| MATERIAL FOR THE TASK |
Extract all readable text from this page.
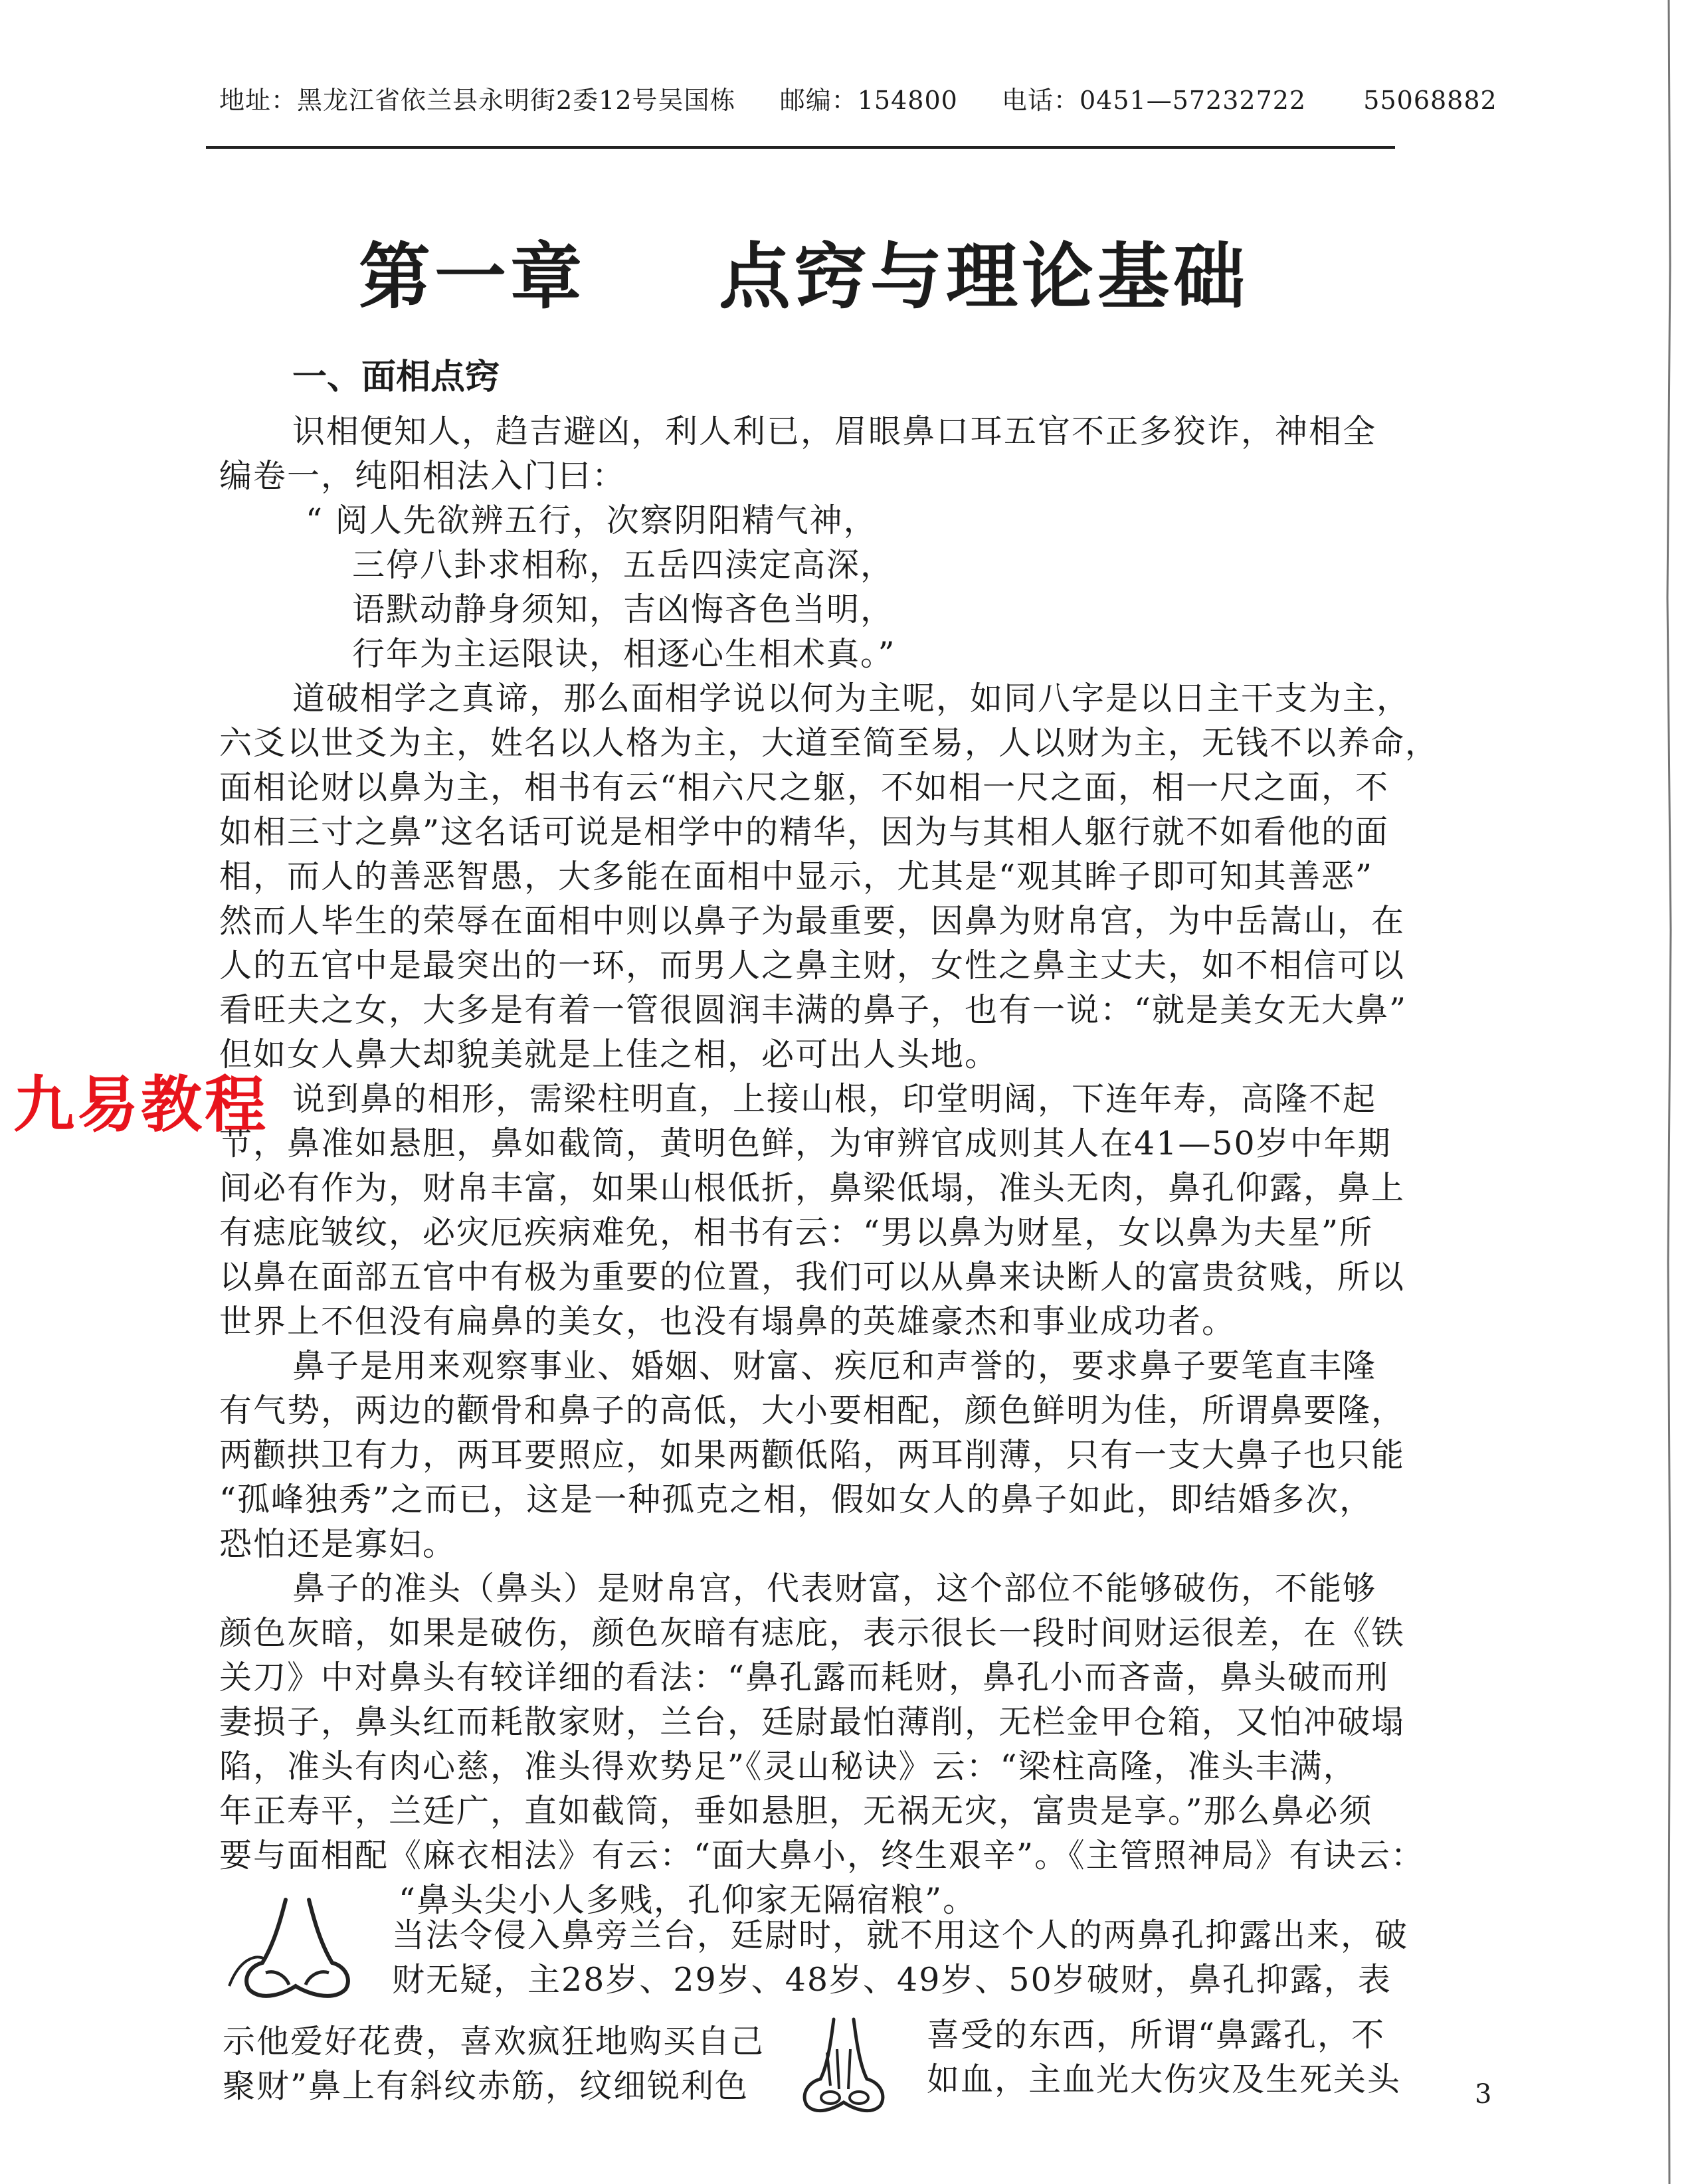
地址：黑龙江省依兰县永明街2委12号吴国栋 邮编：154800 电话：0451—57232722 55068882
第一章 点窍与理论基础
一、面相点窍
识相便知人，趋吉避凶，利人利已，眉眼鼻口耳五官不正多狡诈，神相全
编卷一，纯阳相法入门曰：
“ 阅人先欲辨五行，次察阴阳精气神，
三停八卦求相称，五岳四渎定高深，
语默动静身须知，吉凶悔吝色当明，
行年为主运限诀，相逐心生相术真。”
道破相学之真谛，那么面相学说以何为主呢，如同八字是以日主干支为主，
六爻以世爻为主，姓名以人格为主，大道至简至易，人以财为主，无钱不以养命，
面相论财以鼻为主，相书有云“相六尺之躯，不如相一尺之面，相一尺之面，不
如相三寸之鼻”这名话可说是相学中的精华，因为与其相人躯行就不如看他的面
相，而人的善恶智愚，大多能在面相中显示，尤其是“观其眸子即可知其善恶”
然而人毕生的荣辱在面相中则以鼻子为最重要，因鼻为财帛宫，为中岳嵩山，在
人的五官中是最突出的一环，而男人之鼻主财，女性之鼻主丈夫，如不相信可以
看旺夫之女，大多是有着一管很圆润丰满的鼻子，也有一说：“就是美女无大鼻”
但如女人鼻大却貌美就是上佳之相，必可出人头地。
说到鼻的相形，需梁柱明直，上接山根，印堂明阔，下连年寿，高隆不起
节，鼻准如悬胆，鼻如截筒，黄明色鲜，为审辨官成则其人在41—50岁中年期
间必有作为，财帛丰富，如果山根低折，鼻梁低塌，准头无肉，鼻孔仰露，鼻上
有痣庇皱纹，必灾厄疾病难免，相书有云：“男以鼻为财星，女以鼻为夫星”所
以鼻在面部五官中有极为重要的位置，我们可以从鼻来诀断人的富贵贫贱，所以
世界上不但没有扁鼻的美女，也没有塌鼻的英雄豪杰和事业成功者。
鼻子是用来观察事业、婚姻、财富、疾厄和声誉的，要求鼻子要笔直丰隆
有气势，两边的颧骨和鼻子的高低，大小要相配，颜色鲜明为佳，所谓鼻要隆，
两颧拱卫有力，两耳要照应，如果两颧低陷，两耳削薄，只有一支大鼻子也只能
“孤峰独秀”之而已，这是一种孤克之相，假如女人的鼻子如此，即结婚多次，
恐怕还是寡妇。
鼻子的准头（鼻头）是财帛宫，代表财富，这个部位不能够破伤，不能够
颜色灰暗，如果是破伤，颜色灰暗有痣庇，表示很长一段时间财运很差，在《铁
关刀》中对鼻头有较详细的看法：“鼻孔露而耗财，鼻孔小而吝啬，鼻头破而刑
妻损子，鼻头红而耗散家财，兰台，廷尉最怕薄削，无栏金甲仓箱，又怕冲破塌
陷，准头有肉心慈，准头得欢势足”《灵山秘诀》云：“梁柱高隆，准头丰满，
年正寿平，兰廷广，直如截筒，垂如悬胆，无祸无灾，富贵是享。”那么鼻必须
要与面相配《麻衣相法》有云：“面大鼻小，终生艰辛”。《主管照神局》有诀云：
“鼻头尖小人多贱，孔仰家无隔宿粮”。
当法令侵入鼻旁兰台，廷尉时，就不用这个人的两鼻孔抑露出来，破
财无疑，主28岁、29岁、48岁、49岁、50岁破财，鼻孔抑露，表
示他爱好花费，喜欢疯狂地购买自己
聚财”鼻上有斜纹赤筋，纹细锐利色
喜受的东西，所谓“鼻露孔，不
如血，主血光大伤灾及生死关头
九易教程
3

| WORK INSTRUCTIONS |
Using the listing above, say how many of its lines contain the string "相书有云", giving nothing but the figure.

| CORRECT OUTPUT |
2